*Task to complete:*
Look through the material and copy each line holding "this".

Records from a collection of figures
--- begin ---
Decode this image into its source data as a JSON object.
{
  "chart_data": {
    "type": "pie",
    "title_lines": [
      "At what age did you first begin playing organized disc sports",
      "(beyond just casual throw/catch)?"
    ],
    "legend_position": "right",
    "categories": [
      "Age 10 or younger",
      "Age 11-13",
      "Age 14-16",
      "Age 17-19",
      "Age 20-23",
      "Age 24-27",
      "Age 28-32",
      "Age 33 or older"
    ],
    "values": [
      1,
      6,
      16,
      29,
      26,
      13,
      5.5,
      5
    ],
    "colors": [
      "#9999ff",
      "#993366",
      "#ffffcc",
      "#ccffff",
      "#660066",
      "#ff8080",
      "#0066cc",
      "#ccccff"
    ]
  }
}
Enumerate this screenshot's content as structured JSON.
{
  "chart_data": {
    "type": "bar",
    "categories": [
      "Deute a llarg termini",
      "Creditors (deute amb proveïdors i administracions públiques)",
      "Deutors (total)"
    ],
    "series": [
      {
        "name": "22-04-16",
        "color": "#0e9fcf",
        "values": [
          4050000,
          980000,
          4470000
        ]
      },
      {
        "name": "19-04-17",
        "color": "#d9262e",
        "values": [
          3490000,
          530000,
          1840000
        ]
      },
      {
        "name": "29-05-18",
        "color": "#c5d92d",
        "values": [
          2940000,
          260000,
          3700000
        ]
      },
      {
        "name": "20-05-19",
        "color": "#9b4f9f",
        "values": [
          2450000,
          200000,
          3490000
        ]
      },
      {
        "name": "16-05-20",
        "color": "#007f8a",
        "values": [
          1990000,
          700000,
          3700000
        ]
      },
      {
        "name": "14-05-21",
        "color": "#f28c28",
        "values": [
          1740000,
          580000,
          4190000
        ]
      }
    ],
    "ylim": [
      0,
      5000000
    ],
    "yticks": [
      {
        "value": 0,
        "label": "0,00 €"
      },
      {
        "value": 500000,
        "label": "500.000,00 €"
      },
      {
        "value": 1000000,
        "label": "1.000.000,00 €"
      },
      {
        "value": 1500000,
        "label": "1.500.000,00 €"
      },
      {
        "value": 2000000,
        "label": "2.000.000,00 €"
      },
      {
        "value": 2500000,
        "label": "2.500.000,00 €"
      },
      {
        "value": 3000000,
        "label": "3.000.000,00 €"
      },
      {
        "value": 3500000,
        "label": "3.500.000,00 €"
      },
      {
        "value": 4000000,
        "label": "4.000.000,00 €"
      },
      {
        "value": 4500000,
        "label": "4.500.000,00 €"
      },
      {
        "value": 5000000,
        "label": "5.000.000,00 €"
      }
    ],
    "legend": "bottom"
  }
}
--- end ---
--- begin ---
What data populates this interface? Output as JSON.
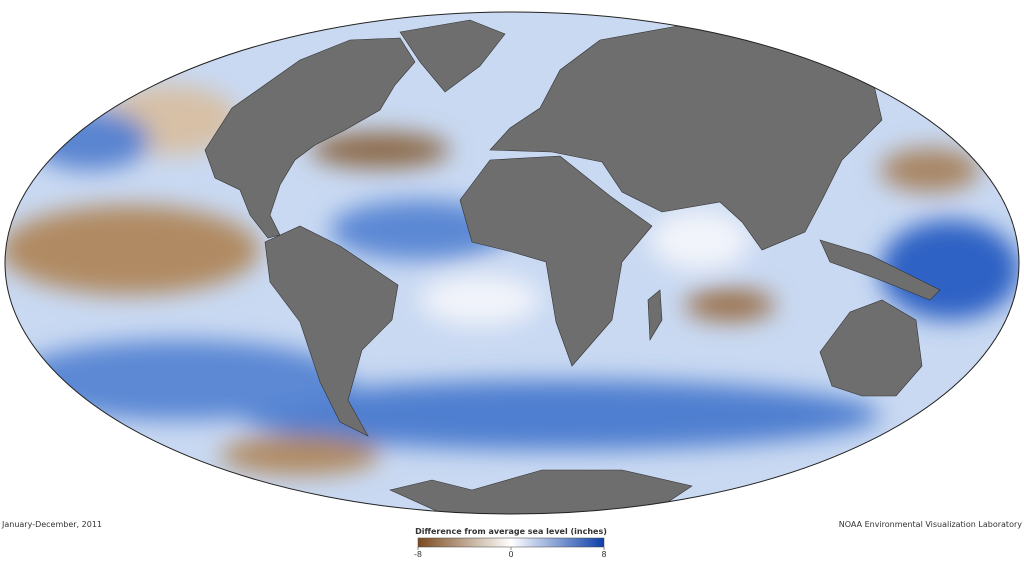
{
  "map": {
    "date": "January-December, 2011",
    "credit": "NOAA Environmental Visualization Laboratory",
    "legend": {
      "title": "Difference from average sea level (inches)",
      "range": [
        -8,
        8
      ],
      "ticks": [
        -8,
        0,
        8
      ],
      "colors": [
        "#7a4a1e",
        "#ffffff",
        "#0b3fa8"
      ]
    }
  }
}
--- end ---
*Written response:*
Decode this image into its source data as a JSON object.
Enumerate this screenshot's content as structured JSON.
What data populates this interface? Output as JSON.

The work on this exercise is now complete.